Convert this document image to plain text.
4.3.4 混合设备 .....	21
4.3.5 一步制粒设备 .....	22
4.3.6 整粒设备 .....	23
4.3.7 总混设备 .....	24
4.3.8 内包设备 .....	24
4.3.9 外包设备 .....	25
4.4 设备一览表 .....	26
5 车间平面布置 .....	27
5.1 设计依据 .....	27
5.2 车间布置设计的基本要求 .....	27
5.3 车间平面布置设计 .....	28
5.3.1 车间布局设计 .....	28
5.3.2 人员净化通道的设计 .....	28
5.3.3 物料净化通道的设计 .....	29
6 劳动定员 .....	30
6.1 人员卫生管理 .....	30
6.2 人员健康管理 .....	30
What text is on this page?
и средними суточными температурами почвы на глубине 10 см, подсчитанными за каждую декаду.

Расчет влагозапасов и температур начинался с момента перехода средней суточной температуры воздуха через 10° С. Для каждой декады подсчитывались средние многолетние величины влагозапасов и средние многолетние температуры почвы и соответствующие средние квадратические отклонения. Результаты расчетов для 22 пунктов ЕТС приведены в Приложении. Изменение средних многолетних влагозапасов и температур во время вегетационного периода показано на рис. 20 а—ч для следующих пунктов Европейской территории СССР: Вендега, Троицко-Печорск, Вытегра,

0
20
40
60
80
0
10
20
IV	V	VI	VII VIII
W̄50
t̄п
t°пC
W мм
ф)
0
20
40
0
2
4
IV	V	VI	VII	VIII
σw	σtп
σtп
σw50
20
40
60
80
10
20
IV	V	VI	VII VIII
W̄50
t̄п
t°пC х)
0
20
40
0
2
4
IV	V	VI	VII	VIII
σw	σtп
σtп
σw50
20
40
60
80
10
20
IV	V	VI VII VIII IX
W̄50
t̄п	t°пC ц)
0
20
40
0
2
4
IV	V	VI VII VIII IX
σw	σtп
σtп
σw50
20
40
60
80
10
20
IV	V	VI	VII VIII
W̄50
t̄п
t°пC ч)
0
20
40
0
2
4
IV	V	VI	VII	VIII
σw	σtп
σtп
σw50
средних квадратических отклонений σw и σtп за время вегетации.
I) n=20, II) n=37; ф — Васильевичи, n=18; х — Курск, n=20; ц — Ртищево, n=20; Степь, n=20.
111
== == ==
▶ SHORT TASK
Working from the listing above, pick out every line that has "почвы" and copy it.

▶ EXERCISE RESPONSE
и средними суточными температурами почвы на глубине 10 см, подсчитанными за каждую декаду.
Расчет влагозапасов и температур начинался с момента перехода средней суточной температуры воздуха через 10° С. Для каждой декады подсчитывались средние многолетние величины влагозапасов и средние многолетние температуры почвы и соответствующие средние квадратические отклонения. Результаты расчетов для 22 пунктов ЕТС приведены в Приложении. Изменение средних многолетних влагозапасов и температур во время вегетационного периода показано на рис. 20 а—ч для следующих пунктов Европейской территории СССР: Вендега, Троицко-Печорск, Вытегра,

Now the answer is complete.